**Provided entries**
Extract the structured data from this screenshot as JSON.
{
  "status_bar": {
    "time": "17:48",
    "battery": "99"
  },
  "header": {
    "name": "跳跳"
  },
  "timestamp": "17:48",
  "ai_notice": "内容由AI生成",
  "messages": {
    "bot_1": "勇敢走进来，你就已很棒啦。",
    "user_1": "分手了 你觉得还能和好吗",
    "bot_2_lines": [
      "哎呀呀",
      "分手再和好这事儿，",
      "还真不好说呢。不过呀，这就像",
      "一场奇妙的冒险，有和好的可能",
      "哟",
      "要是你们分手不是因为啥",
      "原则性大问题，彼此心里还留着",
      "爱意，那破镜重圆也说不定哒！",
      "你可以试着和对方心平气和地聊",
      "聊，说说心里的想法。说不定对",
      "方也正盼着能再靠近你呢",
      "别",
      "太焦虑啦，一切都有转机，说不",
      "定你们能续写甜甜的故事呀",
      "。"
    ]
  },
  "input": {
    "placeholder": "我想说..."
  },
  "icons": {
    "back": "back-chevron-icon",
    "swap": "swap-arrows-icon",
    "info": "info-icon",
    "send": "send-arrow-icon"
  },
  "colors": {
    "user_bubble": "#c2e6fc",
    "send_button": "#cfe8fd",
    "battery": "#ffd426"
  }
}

**Aim of the task**
Write out every record, exactly as written.

**Response to this task**
Extract the structured data from this screenshot as JSON.
{
  "status_bar": {
    "time": "17:48",
    "battery": "99"
  },
  "header": {
    "name": "跳跳"
  },
  "timestamp": "17:48",
  "ai_notice": "内容由AI生成",
  "messages": {
    "bot_1": "勇敢走进来，你就已很棒啦。",
    "user_1": "分手了 你觉得还能和好吗",
    "bot_2_lines": [
      "哎呀呀",
      "分手再和好这事儿，",
      "还真不好说呢。不过呀，这就像",
      "一场奇妙的冒险，有和好的可能",
      "哟",
      "要是你们分手不是因为啥",
      "原则性大问题，彼此心里还留着",
      "爱意，那破镜重圆也说不定哒！",
      "你可以试着和对方心平气和地聊",
      "聊，说说心里的想法。说不定对",
      "方也正盼着能再靠近你呢",
      "别",
      "太焦虑啦，一切都有转机，说不",
      "定你们能续写甜甜的故事呀",
      "。"
    ]
  },
  "input": {
    "placeholder": "我想说..."
  },
  "icons": {
    "back": "back-chevron-icon",
    "swap": "swap-arrows-icon",
    "info": "info-icon",
    "send": "send-arrow-icon"
  },
  "colors": {
    "user_bubble": "#c2e6fc",
    "send_button": "#cfe8fd",
    "battery": "#ffd426"
  }
}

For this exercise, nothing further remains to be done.